Aim of the exercise>
Search the material below for the word "modes" and copy every line in which it occurs.

Data supplied>
+++
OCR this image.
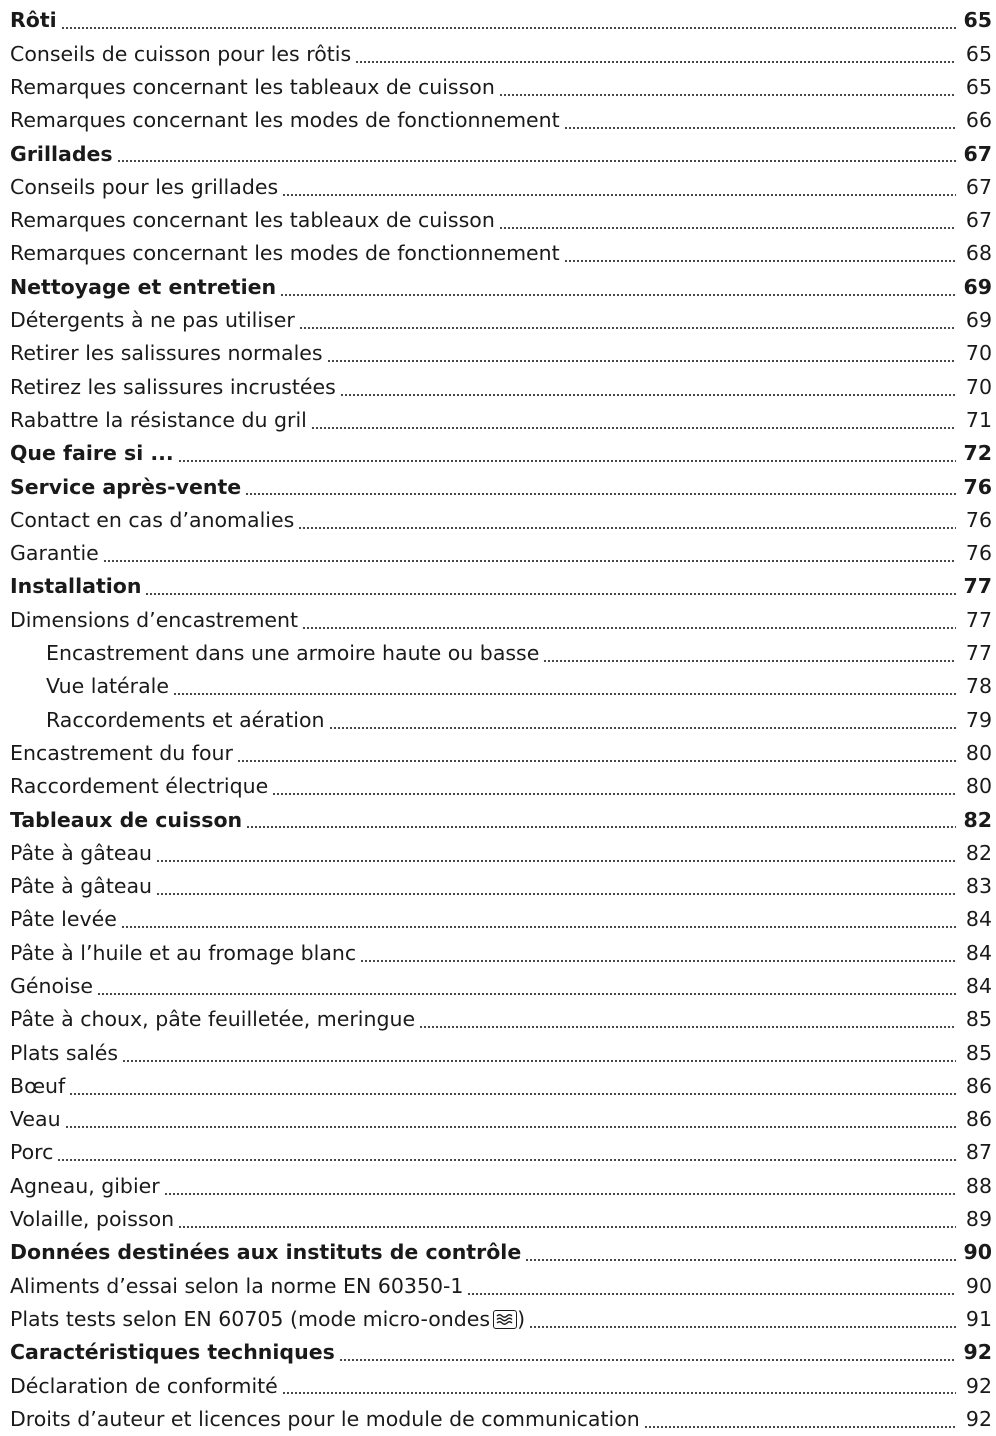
Rôti	65
Conseils de cuisson pour les rôtis	65
Remarques concernant les tableaux de cuisson	65
Remarques concernant les modes de fonctionnement	66
Grillades	67
Conseils pour les grillades	67
Remarques concernant les tableaux de cuisson	67
Remarques concernant les modes de fonctionnement	68
Nettoyage et entretien	69
Détergents à ne pas utiliser	69
Retirer les salissures normales	70
Retirez les salissures incrustées	70
Rabattre la résistance du gril	71
Que faire si ...	72
Service après-vente	76
Contact en cas d’anomalies	76
Garantie	76
Installation	77
Dimensions d’encastrement	77
Encastrement dans une armoire haute ou basse	77
Vue latérale	78
Raccordements et aération	79
Encastrement du four	80
Raccordement électrique	80
Tableaux de cuisson	82
Pâte à gâteau	82
Pâte à gâteau	83
Pâte levée	84
Pâte à l’huile et au fromage blanc	84
Génoise	84
Pâte à choux, pâte feuilletée, meringue	85
Plats salés	85
Bœuf	86
Veau	86
Porc	87
Agneau, gibier	88
Volaille, poisson	89
Données destinées aux instituts de contrôle	90
Aliments d’essai selon la norme EN 60350-1	90
Plats tests selon EN 60705 (mode micro-ondes )	91
Caractéristiques techniques	92
Déclaration de conformité	92
Droits d’auteur et licences pour le module de communication	92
+++
Answer for the task>
Remarques concernant les modes de fonctionnement	66
Remarques concernant les modes de fonctionnement	68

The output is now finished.